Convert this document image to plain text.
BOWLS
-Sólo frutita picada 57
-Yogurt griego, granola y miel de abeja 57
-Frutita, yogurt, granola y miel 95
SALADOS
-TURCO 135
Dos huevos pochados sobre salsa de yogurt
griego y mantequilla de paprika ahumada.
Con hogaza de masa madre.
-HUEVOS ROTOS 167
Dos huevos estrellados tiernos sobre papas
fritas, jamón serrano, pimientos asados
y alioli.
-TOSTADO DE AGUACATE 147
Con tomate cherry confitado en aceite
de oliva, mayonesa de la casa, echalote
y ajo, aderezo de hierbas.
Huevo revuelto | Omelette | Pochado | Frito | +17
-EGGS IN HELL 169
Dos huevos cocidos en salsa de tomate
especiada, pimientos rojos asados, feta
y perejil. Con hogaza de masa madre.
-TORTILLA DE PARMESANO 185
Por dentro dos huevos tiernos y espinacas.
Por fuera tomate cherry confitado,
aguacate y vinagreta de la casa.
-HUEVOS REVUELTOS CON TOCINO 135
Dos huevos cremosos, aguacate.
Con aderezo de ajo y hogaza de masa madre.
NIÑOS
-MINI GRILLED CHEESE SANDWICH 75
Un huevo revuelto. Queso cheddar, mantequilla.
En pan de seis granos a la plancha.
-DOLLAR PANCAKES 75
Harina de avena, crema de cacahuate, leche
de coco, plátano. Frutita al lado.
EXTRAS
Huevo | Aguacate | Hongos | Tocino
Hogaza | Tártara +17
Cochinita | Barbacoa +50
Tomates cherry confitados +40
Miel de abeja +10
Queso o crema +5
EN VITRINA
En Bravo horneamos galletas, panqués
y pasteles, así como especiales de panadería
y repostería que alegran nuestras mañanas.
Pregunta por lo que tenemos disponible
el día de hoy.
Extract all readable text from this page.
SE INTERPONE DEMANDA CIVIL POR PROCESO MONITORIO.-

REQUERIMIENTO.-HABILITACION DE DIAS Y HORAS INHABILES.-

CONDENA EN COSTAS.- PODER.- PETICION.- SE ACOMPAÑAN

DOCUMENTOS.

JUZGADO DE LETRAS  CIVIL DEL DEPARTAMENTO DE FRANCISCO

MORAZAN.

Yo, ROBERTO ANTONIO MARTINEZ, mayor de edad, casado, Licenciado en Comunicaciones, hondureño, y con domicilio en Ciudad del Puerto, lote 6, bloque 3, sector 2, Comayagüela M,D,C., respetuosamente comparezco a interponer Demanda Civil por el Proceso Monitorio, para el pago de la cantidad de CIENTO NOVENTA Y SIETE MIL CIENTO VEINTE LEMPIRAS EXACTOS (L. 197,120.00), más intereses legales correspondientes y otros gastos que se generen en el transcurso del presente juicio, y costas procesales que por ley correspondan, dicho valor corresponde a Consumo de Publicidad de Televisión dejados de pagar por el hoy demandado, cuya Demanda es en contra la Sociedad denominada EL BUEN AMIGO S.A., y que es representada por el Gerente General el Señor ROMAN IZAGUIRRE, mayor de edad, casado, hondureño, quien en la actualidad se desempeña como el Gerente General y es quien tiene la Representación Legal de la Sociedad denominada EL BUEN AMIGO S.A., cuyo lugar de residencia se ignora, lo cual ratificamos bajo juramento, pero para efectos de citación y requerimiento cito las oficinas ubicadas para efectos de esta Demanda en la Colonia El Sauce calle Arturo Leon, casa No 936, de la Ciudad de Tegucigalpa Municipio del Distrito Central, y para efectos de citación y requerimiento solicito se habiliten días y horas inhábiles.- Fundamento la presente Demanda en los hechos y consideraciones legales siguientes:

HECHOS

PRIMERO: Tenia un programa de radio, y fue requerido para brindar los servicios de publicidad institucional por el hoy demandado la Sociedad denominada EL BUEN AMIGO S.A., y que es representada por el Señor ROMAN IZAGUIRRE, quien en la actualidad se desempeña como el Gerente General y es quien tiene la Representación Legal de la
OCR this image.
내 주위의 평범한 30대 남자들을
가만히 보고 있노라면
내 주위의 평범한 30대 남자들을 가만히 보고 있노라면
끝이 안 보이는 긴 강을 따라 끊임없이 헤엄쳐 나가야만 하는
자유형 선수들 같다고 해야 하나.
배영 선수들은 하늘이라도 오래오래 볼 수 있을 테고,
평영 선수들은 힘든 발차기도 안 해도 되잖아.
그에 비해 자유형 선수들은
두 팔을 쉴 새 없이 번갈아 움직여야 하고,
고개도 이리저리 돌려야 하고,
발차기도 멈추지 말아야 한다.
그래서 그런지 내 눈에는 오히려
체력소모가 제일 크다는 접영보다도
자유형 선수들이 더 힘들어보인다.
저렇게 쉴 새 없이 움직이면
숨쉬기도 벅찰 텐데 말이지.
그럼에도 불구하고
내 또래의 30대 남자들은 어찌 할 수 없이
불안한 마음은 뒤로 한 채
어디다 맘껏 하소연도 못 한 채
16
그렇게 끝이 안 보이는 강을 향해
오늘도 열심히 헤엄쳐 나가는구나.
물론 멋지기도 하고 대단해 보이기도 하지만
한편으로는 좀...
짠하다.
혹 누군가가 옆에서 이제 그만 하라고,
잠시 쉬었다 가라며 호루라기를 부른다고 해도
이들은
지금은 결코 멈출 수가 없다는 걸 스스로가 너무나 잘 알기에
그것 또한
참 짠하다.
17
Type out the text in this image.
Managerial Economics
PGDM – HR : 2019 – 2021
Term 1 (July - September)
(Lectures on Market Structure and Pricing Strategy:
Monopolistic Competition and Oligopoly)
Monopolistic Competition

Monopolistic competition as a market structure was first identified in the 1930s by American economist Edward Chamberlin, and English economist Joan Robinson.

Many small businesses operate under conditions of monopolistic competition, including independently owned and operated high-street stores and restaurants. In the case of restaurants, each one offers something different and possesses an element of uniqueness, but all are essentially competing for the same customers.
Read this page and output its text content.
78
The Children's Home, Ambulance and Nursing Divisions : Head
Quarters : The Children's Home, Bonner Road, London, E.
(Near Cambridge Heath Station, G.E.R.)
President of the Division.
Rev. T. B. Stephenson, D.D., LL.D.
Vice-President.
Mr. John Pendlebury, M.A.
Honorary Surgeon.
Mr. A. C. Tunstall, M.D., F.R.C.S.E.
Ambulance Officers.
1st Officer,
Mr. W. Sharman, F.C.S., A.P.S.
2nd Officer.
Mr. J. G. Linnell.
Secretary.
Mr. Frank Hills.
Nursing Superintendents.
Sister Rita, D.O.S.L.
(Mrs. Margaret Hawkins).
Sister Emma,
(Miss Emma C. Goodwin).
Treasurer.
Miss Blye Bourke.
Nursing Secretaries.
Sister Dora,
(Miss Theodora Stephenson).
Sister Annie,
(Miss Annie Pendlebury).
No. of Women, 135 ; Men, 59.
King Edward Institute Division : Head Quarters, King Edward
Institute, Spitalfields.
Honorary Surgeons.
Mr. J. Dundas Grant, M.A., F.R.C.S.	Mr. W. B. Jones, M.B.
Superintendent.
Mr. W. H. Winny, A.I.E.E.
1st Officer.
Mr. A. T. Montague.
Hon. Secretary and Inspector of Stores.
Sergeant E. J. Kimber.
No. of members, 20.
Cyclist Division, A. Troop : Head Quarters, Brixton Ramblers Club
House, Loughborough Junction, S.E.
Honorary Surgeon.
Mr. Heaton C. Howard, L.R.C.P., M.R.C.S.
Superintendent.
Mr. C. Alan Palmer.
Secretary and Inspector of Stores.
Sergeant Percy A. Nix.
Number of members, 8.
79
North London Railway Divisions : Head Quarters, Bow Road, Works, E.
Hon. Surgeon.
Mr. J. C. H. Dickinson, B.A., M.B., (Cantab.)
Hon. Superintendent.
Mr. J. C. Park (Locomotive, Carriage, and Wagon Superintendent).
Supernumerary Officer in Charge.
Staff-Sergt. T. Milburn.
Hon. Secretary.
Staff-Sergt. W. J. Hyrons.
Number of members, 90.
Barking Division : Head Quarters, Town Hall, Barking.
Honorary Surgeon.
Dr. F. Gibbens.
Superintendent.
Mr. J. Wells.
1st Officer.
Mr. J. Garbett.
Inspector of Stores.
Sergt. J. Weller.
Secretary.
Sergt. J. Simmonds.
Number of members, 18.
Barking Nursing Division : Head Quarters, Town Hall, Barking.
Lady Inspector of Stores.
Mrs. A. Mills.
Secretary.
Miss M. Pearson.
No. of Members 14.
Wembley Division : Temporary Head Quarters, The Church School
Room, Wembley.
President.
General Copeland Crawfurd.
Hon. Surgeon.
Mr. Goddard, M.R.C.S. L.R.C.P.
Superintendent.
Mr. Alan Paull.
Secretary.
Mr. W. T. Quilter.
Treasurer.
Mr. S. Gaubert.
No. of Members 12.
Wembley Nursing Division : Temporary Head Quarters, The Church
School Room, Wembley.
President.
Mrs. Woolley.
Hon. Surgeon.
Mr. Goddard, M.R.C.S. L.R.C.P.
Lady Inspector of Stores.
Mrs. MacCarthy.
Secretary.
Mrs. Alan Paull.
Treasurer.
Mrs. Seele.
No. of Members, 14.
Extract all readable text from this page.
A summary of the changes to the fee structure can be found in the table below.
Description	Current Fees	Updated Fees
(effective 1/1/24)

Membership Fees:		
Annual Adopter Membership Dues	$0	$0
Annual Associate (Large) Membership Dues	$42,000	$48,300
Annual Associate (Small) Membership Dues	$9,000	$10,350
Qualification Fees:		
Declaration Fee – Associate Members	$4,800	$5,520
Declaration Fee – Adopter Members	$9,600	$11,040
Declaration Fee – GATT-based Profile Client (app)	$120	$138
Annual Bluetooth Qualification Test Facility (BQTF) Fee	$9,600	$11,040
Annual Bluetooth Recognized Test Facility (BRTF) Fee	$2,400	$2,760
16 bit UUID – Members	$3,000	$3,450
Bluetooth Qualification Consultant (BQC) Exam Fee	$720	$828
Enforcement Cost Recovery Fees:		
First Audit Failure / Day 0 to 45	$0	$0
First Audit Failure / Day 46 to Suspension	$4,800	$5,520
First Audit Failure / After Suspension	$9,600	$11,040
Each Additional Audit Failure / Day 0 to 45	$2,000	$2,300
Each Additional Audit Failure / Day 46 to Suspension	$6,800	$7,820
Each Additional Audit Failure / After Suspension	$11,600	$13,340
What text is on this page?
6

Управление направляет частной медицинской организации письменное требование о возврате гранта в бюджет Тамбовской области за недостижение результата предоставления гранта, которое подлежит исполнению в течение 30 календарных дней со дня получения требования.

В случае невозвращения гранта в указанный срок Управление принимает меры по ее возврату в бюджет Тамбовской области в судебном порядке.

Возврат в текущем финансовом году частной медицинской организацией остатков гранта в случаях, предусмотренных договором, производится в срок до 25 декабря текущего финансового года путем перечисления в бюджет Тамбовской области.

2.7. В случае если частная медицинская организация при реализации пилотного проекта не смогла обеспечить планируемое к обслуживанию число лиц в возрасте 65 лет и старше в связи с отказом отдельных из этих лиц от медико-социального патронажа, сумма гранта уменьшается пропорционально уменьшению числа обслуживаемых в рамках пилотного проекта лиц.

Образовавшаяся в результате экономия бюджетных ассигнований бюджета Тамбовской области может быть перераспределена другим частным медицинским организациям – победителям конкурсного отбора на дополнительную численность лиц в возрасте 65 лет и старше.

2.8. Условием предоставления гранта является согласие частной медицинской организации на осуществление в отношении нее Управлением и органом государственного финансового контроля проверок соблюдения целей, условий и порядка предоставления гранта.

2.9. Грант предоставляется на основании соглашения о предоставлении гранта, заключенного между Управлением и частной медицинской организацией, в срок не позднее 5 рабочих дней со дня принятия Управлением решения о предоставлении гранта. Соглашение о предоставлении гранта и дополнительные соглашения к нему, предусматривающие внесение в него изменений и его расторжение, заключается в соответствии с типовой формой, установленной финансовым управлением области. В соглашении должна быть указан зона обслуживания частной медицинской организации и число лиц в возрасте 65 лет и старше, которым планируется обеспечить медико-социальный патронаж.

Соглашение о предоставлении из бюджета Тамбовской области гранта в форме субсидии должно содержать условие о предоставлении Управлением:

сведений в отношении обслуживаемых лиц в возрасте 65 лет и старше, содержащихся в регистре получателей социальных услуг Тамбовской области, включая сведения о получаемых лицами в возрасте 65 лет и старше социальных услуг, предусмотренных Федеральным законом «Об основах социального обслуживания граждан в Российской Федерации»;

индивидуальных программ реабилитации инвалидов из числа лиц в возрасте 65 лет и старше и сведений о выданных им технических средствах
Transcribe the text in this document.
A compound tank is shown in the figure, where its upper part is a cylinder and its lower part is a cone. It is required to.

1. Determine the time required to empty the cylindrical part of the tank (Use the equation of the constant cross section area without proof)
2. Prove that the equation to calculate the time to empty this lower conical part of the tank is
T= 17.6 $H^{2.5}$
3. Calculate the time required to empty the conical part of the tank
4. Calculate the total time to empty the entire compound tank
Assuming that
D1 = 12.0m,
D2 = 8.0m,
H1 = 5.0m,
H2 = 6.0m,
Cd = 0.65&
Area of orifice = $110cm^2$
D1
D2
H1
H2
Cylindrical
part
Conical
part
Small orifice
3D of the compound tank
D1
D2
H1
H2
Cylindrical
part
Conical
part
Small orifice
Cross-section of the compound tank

__________________________________________________

◆ The request ◆
Identify how many lines in the entries above include the string "BUEN", then state that number alone.

◆ Answer for the task ◆
2